━━━ Stored data

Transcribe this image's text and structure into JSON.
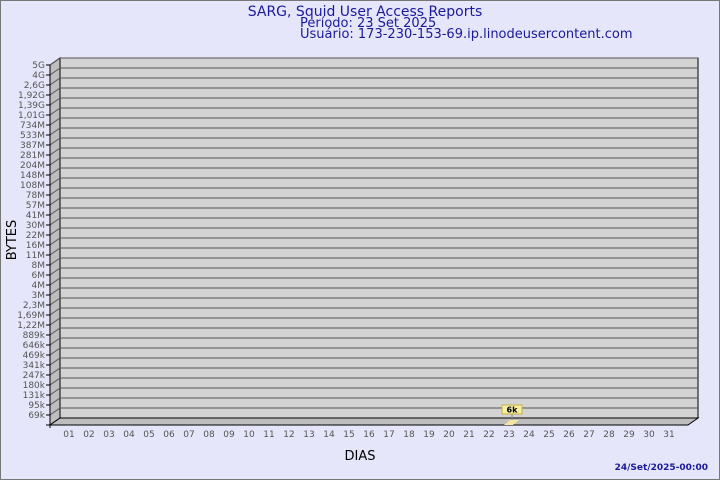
{
  "header": {
    "title": "SARG, Squid User Access Reports",
    "period": "Período: 23 Set 2025",
    "user": "Usuário: 173-230-153-69.ip.linodeusercontent.com"
  },
  "footer": {
    "timestamp": "24/Set/2025-00:00"
  },
  "colors": {
    "title": "#1a1a9a",
    "wall": "#d3d3d3",
    "side": "#bebebe",
    "bar": "#f5e6a0",
    "label_box": "#f5eea0"
  },
  "chart_data": {
    "type": "bar",
    "title": "SARG, Squid User Access Reports",
    "xlabel": "DIAS",
    "ylabel": "BYTES",
    "y_scale": "log",
    "y_ticks": [
      "5G",
      "4G",
      "2,6G",
      "1,92G",
      "1,39G",
      "1,01G",
      "734M",
      "533M",
      "387M",
      "281M",
      "204M",
      "148M",
      "108M",
      "78M",
      "57M",
      "41M",
      "30M",
      "22M",
      "16M",
      "11M",
      "8M",
      "6M",
      "4M",
      "3M",
      "2,3M",
      "1,69M",
      "1,22M",
      "889k",
      "646k",
      "469k",
      "341k",
      "247k",
      "180k",
      "131k",
      "95k",
      "69k"
    ],
    "categories": [
      "01",
      "02",
      "03",
      "04",
      "05",
      "06",
      "07",
      "08",
      "09",
      "10",
      "11",
      "12",
      "13",
      "14",
      "15",
      "16",
      "17",
      "18",
      "19",
      "20",
      "21",
      "22",
      "23",
      "24",
      "25",
      "26",
      "27",
      "28",
      "29",
      "30",
      "31"
    ],
    "values": [
      {
        "day": "23",
        "value": 6000,
        "label": "6k"
      }
    ],
    "grid": true
  }
}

━━━━━━

Without the pictures, print the records in full, exactly as they appear.

◆ Reply:
Transcribe this image's text and structure into JSON.
{
  "header": {
    "title": "SARG, Squid User Access Reports",
    "period": "Período: 23 Set 2025",
    "user": "Usuário: 173-230-153-69.ip.linodeusercontent.com"
  },
  "footer": {
    "timestamp": "24/Set/2025-00:00"
  },
  "colors": {
    "title": "#1a1a9a",
    "wall": "#d3d3d3",
    "side": "#bebebe",
    "bar": "#f5e6a0",
    "label_box": "#f5eea0"
  },
  "chart_data": {
    "type": "bar",
    "title": "SARG, Squid User Access Reports",
    "xlabel": "DIAS",
    "ylabel": "BYTES",
    "y_scale": "log",
    "y_ticks": [
      "5G",
      "4G",
      "2,6G",
      "1,92G",
      "1,39G",
      "1,01G",
      "734M",
      "533M",
      "387M",
      "281M",
      "204M",
      "148M",
      "108M",
      "78M",
      "57M",
      "41M",
      "30M",
      "22M",
      "16M",
      "11M",
      "8M",
      "6M",
      "4M",
      "3M",
      "2,3M",
      "1,69M",
      "1,22M",
      "889k",
      "646k",
      "469k",
      "341k",
      "247k",
      "180k",
      "131k",
      "95k",
      "69k"
    ],
    "categories": [
      "01",
      "02",
      "03",
      "04",
      "05",
      "06",
      "07",
      "08",
      "09",
      "10",
      "11",
      "12",
      "13",
      "14",
      "15",
      "16",
      "17",
      "18",
      "19",
      "20",
      "21",
      "22",
      "23",
      "24",
      "25",
      "26",
      "27",
      "28",
      "29",
      "30",
      "31"
    ],
    "values": [
      {
        "day": "23",
        "value": 6000,
        "label": "6k"
      }
    ],
    "grid": true
  }
}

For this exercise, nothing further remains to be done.